Challenge ::
Every entry must be duplicated precisely as written.

+===+

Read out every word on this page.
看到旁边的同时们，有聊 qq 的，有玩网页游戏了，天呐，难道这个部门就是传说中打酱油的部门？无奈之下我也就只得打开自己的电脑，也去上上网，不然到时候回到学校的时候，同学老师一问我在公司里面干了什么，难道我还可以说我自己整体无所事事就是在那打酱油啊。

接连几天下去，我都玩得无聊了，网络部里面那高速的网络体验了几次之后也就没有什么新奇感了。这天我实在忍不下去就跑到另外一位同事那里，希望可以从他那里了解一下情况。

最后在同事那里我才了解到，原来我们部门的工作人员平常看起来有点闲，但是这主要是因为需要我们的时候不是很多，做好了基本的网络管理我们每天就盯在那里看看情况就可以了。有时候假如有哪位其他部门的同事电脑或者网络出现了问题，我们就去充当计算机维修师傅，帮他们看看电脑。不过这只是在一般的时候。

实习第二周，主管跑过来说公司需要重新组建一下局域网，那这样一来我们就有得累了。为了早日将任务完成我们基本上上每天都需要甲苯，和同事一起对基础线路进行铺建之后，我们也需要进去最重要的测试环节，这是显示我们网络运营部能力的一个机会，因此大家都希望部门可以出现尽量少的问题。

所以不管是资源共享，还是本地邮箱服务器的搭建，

+===+

The answer ::
Read out every word on this page.
看到旁边的同时们，有聊 qq 的，有玩网页游戏了，天呐，难道这个部门就是传说中打酱油的部门？无奈之下我也就只得打开自己的电脑，也去上上网，不然到时候回到学校的时候，同学老师一问我在公司里面干了什么，难道我还可以说我自己整体无所事事就是在那打酱油啊。

接连几天下去，我都玩得无聊了，网络部里面那高速的网络体验了几次之后也就没有什么新奇感了。这天我实在忍不下去就跑到另外一位同事那里，希望可以从他那里了解一下情况。

最后在同事那里我才了解到，原来我们部门的工作人员平常看起来有点闲，但是这主要是因为需要我们的时候不是很多，做好了基本的网络管理我们每天就盯在那里看看情况就可以了。有时候假如有哪位其他部门的同事电脑或者网络出现了问题，我们就去充当计算机维修师傅，帮他们看看电脑。不过这只是在一般的时候。

实习第二周，主管跑过来说公司需要重新组建一下局域网，那这样一来我们就有得累了。为了早日将任务完成我们基本上上每天都需要甲苯，和同事一起对基础线路进行铺建之后，我们也需要进去最重要的测试环节，这是显示我们网络运营部能力的一个机会，因此大家都希望部门可以出现尽量少的问题。

所以不管是资源共享，还是本地邮箱服务器的搭建，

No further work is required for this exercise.